▶ _Stored rows_

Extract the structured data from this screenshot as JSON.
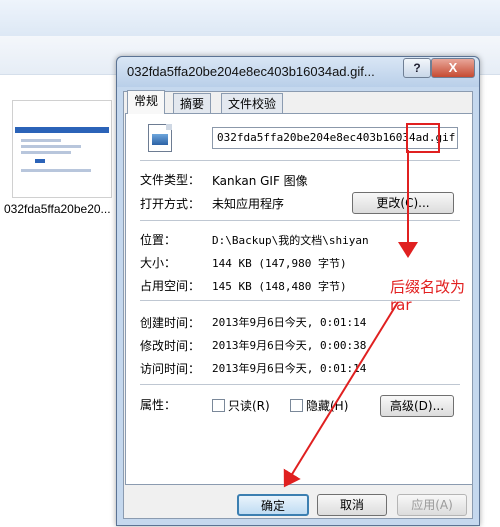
{
  "explorer": {
    "thumbnail_label": "032fda5ffa20be20..."
  },
  "dialog": {
    "title": "032fda5ffa20be204e8ec403b16034ad.gif...",
    "help_label": "?",
    "close_label": "X",
    "tabs": [
      "常规",
      "摘要",
      "文件校验"
    ],
    "file_name": "032fda5ffa20be204e8ec403b16034ad.gif",
    "type_label": "文件类型：",
    "type_value": "Kankan GIF 图像",
    "open_label": "打开方式：",
    "open_value": "未知应用程序",
    "change_button": "更改(C)...",
    "location_label": "位置：",
    "location_value": "D:\\Backup\\我的文档\\shiyan",
    "size_label": "大小：",
    "size_value": "144 KB (147,980 字节)",
    "disk_label": "占用空间：",
    "disk_value": "145 KB (148,480 字节)",
    "created_label": "创建时间：",
    "created_value": "2013年9月6日今天, 0:01:14",
    "modified_label": "修改时间：",
    "modified_value": "2013年9月6日今天, 0:00:38",
    "accessed_label": "访问时间：",
    "accessed_value": "2013年9月6日今天, 0:01:14",
    "attributes_label": "属性：",
    "readonly_label": "只读(R)",
    "hidden_label": "隐藏(H)",
    "advanced_button": "高级(D)...",
    "ok_button": "确定",
    "cancel_button": "取消",
    "apply_button": "应用(A)"
  },
  "annotation": {
    "line1": "后缀名改为",
    "line2": "rar",
    "color": "#e22020"
  }
}
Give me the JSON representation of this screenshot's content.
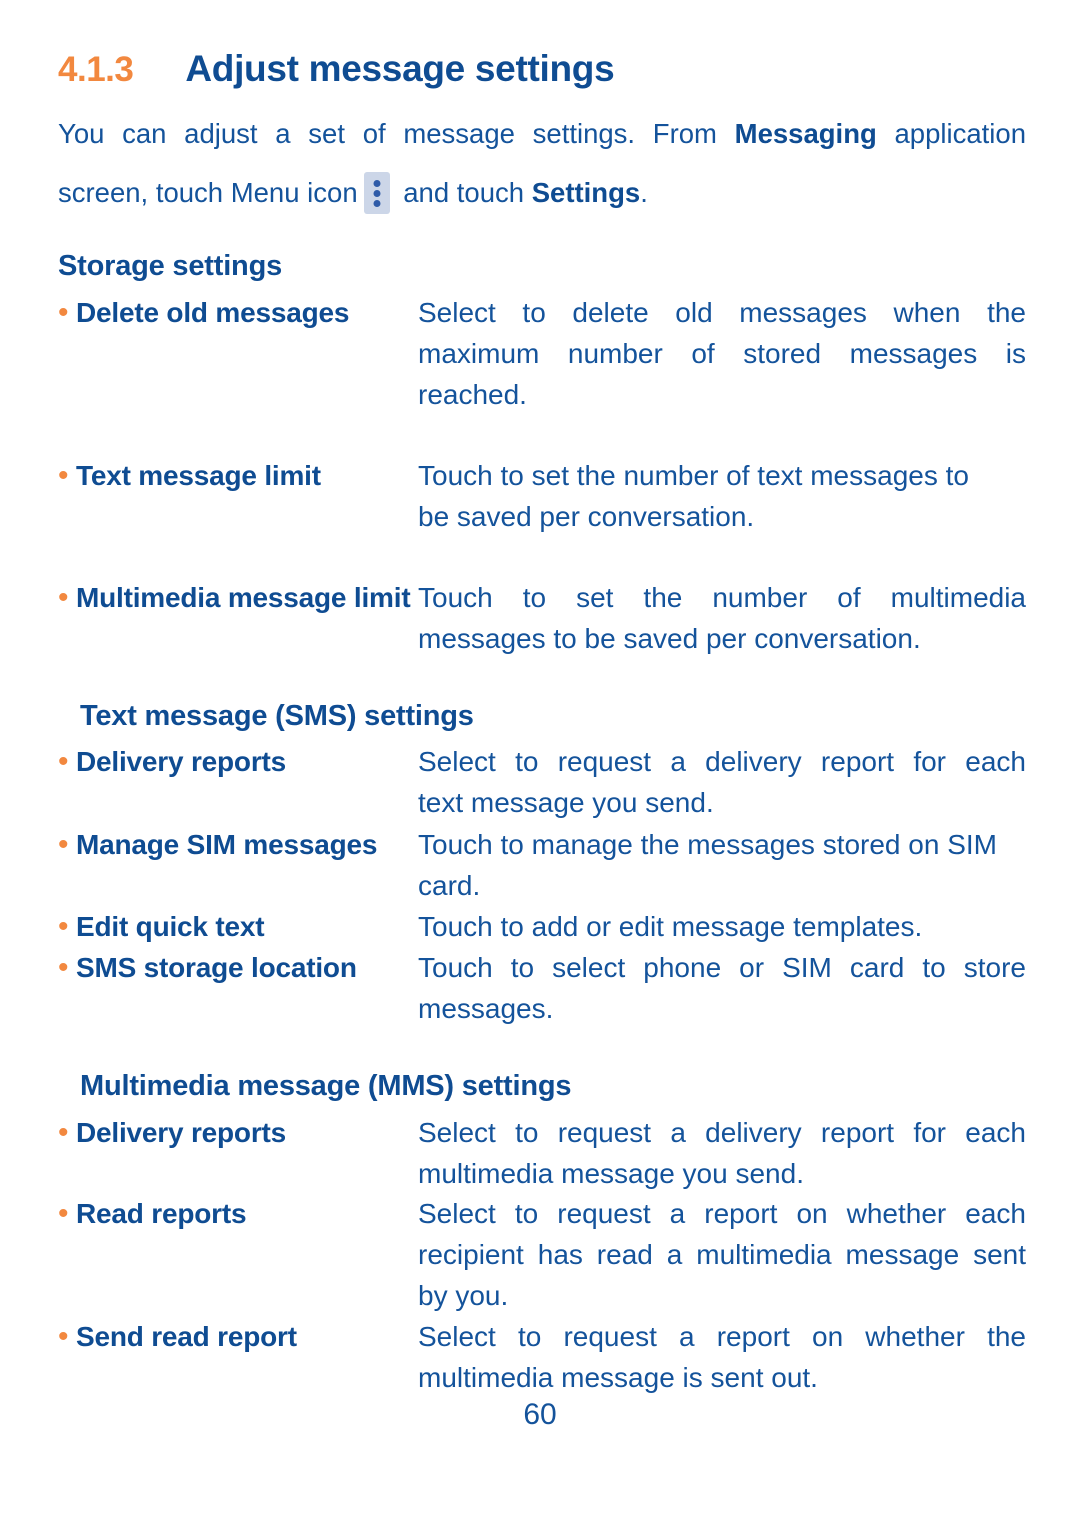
{
  "document": {
    "heading": {
      "number": "4.1.3",
      "title": "Adjust message settings"
    },
    "intro": {
      "line1_a": "You can adjust a set of message settings. From ",
      "line1_b": "Messaging",
      "line1_c": " application",
      "line2_a": "screen, touch Menu icon",
      "line2_b": " and touch ",
      "line2_c": "Settings",
      "line2_d": ".",
      "menu_icon_name": "kebab-menu-icon"
    },
    "sections": [
      {
        "title": "Storage settings",
        "items": [
          {
            "bullet": "•",
            "term_line1": "Delete old",
            "term_line2": "messages",
            "desc_line1": "Select to delete old messages when the",
            "desc_line2": "maximum number of stored messages is",
            "desc_line3": "reached."
          },
          {
            "bullet": "•",
            "term_line1": "Text message limit",
            "term_line2": "",
            "desc_line1": "Touch to set the number of text messages to",
            "desc_line2": "be saved per conversation.",
            "desc_line3": ""
          },
          {
            "bullet": "•",
            "term_line1": "Multimedia",
            "term_line2": "message limit",
            "desc_line1": "Touch to set the number of multimedia",
            "desc_line2": "messages to be saved per conversation.",
            "desc_line3": ""
          }
        ]
      },
      {
        "title": "Text message (SMS) settings",
        "items": [
          {
            "bullet": "•",
            "term_line1": "Delivery reports",
            "term_line2": "",
            "desc_line1": "Select to request a delivery report for each",
            "desc_line2": "text message you send.",
            "desc_line3": ""
          },
          {
            "bullet": "•",
            "term_line1": "Manage SIM",
            "term_line2": "messages",
            "desc_line1": "Touch to manage the messages stored on SIM",
            "desc_line2": "card.",
            "desc_line3": ""
          },
          {
            "bullet": "•",
            "term_line1": "Edit quick text",
            "term_line2": "",
            "desc_line1": "Touch to add or edit message templates.",
            "desc_line2": "",
            "desc_line3": ""
          },
          {
            "bullet": "•",
            "term_line1": "SMS storage",
            "term_line2": "location",
            "desc_line1": "Touch to select phone or SIM card to store",
            "desc_line2": "messages.",
            "desc_line3": ""
          }
        ]
      },
      {
        "title": "Multimedia message (MMS) settings",
        "items": [
          {
            "bullet": "•",
            "term_line1": "Delivery reports",
            "term_line2": "",
            "desc_line1": "Select to request a delivery report for each",
            "desc_line2": "multimedia message you send.",
            "desc_line3": ""
          },
          {
            "bullet": "•",
            "term_line1": "Read reports",
            "term_line2": "",
            "desc_line1": "Select to request a report on whether each",
            "desc_line2": "recipient has read a multimedia message sent",
            "desc_line3": "by you."
          },
          {
            "bullet": "•",
            "term_line1": "Send read report",
            "term_line2": "",
            "desc_line1": "Select to request a report on whether the",
            "desc_line2": "multimedia message is sent out.",
            "desc_line3": ""
          }
        ]
      }
    ],
    "page_number": "60",
    "colors": {
      "accent_orange": "#f2883f",
      "heading_blue": "#0f4c92",
      "body_blue": "#14539b",
      "icon_bg": "#ccd6e8"
    }
  }
}
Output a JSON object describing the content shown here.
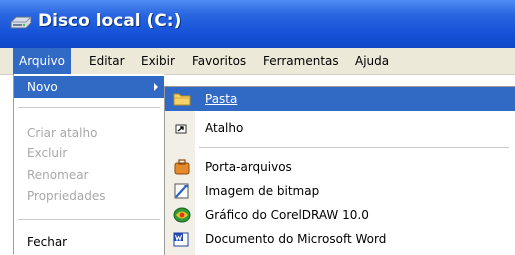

▶ _What is being asked_
Using the material above, copy every line in which the string "conversation" occurs.

▶ _Finished answer_
            "desc_line2": "be saved per conversation.",
            "desc_line2": "messages to be saved per conversation.",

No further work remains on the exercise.